▸ **Exercise directions**
Which lines in the rows below contain the string "input"? Gather each of them and copy it in full.

- - - - - - -

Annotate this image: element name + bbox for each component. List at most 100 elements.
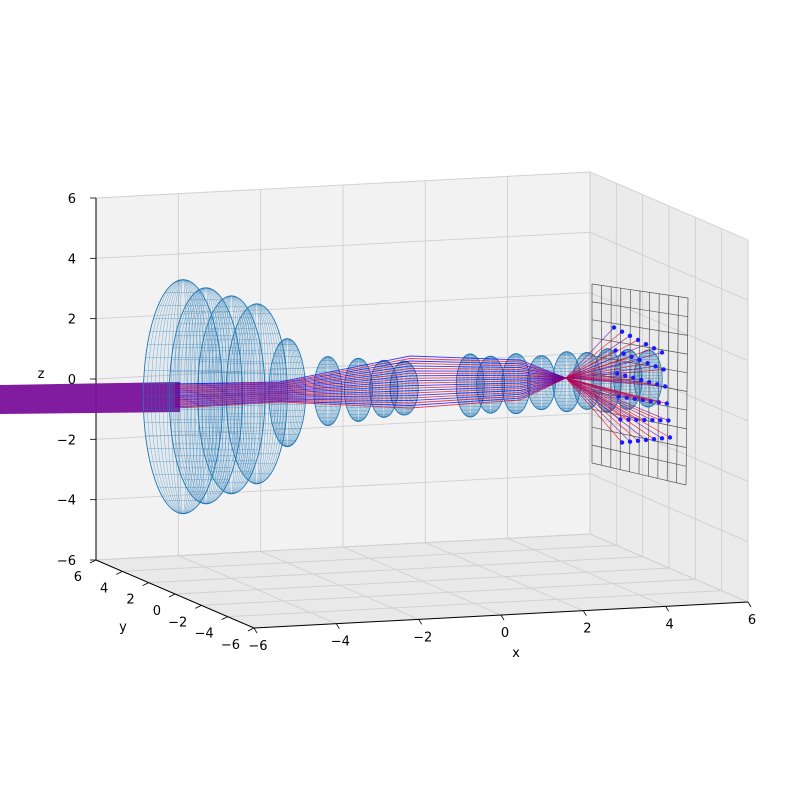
input-beam bbox=[0, 382, 180, 414]
spot-point bbox=[613, 348, 618, 353]
spot-point bbox=[623, 373, 628, 378]
spot-point bbox=[647, 379, 652, 385]
y-tick bbox=[142, 582, 149, 587]
z-tick-label: −2 bbox=[57, 433, 76, 448]
spot-point bbox=[619, 440, 625, 445]
ray bbox=[174, 377, 567, 400]
exit-ray bbox=[565, 377, 667, 404]
exit-ray bbox=[565, 377, 669, 421]
exit-ray bbox=[565, 377, 623, 443]
sensor-grid-line bbox=[685, 297, 689, 486]
exit-ray bbox=[565, 377, 631, 442]
input-ray-bundle bbox=[0, 382, 180, 414]
y-tick-label: 2 bbox=[126, 593, 134, 608]
ray bbox=[174, 377, 567, 408]
x-tick bbox=[418, 619, 423, 625]
ray-traces bbox=[174, 355, 567, 409]
ray bbox=[174, 372, 567, 393]
exit-ray bbox=[565, 362, 648, 379]
spot-point bbox=[643, 437, 649, 443]
spot-point bbox=[627, 333, 633, 339]
spot-point bbox=[619, 329, 625, 334]
right-grid-z bbox=[589, 231, 749, 301]
spot-point bbox=[651, 346, 657, 351]
z-tick-label: 2 bbox=[68, 313, 76, 328]
spot-point bbox=[667, 435, 673, 440]
y-tick-label: −4 bbox=[194, 627, 213, 642]
spot-point bbox=[615, 371, 620, 376]
ray bbox=[174, 377, 567, 404]
x-tick bbox=[335, 623, 340, 629]
y-tick-label: 0 bbox=[153, 604, 161, 619]
ray bbox=[174, 360, 567, 387]
x-axis-label: x bbox=[512, 646, 520, 661]
ray bbox=[174, 377, 567, 401]
ray bbox=[174, 377, 567, 396]
sensor-grid-line bbox=[591, 408, 687, 430]
floor-grid-x bbox=[589, 533, 749, 603]
spot-point bbox=[658, 418, 663, 423]
floor-grid-y bbox=[95, 533, 591, 561]
x-tick-label: −4 bbox=[331, 635, 350, 650]
spot-point bbox=[653, 364, 658, 369]
x-tick-label: 2 bbox=[583, 622, 591, 637]
spot-point bbox=[611, 325, 617, 330]
exit-ray bbox=[565, 377, 671, 438]
sensor-grid-line bbox=[591, 391, 687, 411]
spot-point bbox=[659, 350, 665, 355]
sensor-grid-line bbox=[676, 296, 679, 483]
y-tick-label: 4 bbox=[100, 581, 108, 596]
ray bbox=[174, 365, 567, 390]
exit-ray bbox=[565, 331, 623, 379]
exit-ray bbox=[565, 335, 631, 379]
exit-ray bbox=[565, 377, 653, 421]
x-tick bbox=[253, 627, 258, 634]
exit-ray bbox=[565, 356, 632, 379]
spot-point bbox=[631, 375, 636, 381]
ray bbox=[174, 355, 567, 385]
exit-ray bbox=[565, 377, 661, 421]
spot-point bbox=[642, 417, 647, 423]
y-tick bbox=[89, 559, 97, 564]
ray bbox=[174, 370, 567, 392]
ray bbox=[174, 358, 567, 386]
ray bbox=[174, 377, 567, 402]
exit-ray bbox=[565, 359, 640, 379]
back-grid-z bbox=[95, 171, 591, 199]
z-tick-label: 6 bbox=[68, 192, 76, 207]
y-tick bbox=[247, 627, 255, 632]
exit-ray bbox=[565, 375, 626, 379]
spot-point bbox=[635, 337, 641, 343]
spot-diagram-points bbox=[565, 325, 673, 445]
x-tick bbox=[582, 610, 587, 616]
exit-ray bbox=[565, 377, 639, 442]
ray bbox=[174, 377, 567, 406]
x-tick-label: 4 bbox=[666, 617, 674, 632]
y-axis-label: y bbox=[119, 620, 127, 635]
y-tick bbox=[195, 604, 202, 609]
spot-point bbox=[639, 377, 644, 383]
exit-ray bbox=[565, 377, 655, 440]
x-tick-label: 6 bbox=[748, 613, 756, 628]
spot-point bbox=[651, 436, 657, 442]
exit-ray bbox=[565, 377, 663, 439]
spot-point bbox=[637, 357, 642, 363]
spot-point bbox=[635, 438, 641, 444]
ray bbox=[174, 377, 567, 403]
sensor-grid-line bbox=[591, 462, 687, 486]
spot-point bbox=[629, 354, 634, 360]
exit-ray bbox=[565, 327, 615, 379]
ray bbox=[174, 374, 567, 394]
exit-ray bbox=[565, 377, 645, 421]
z-tick-label: −6 bbox=[57, 554, 76, 569]
lens-element bbox=[369, 359, 399, 418]
exit-ray bbox=[565, 377, 666, 387]
ray bbox=[174, 377, 567, 399]
ray bbox=[174, 362, 567, 388]
spot-point bbox=[666, 418, 671, 423]
back-grid-z bbox=[95, 231, 591, 259]
x-tick bbox=[747, 601, 752, 608]
spot-point bbox=[659, 436, 665, 441]
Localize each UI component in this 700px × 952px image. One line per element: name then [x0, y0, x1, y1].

- - - - - - -

▸ **Reply**
input-beam bbox=[0, 382, 180, 414]
input-ray-bundle bbox=[0, 382, 180, 414]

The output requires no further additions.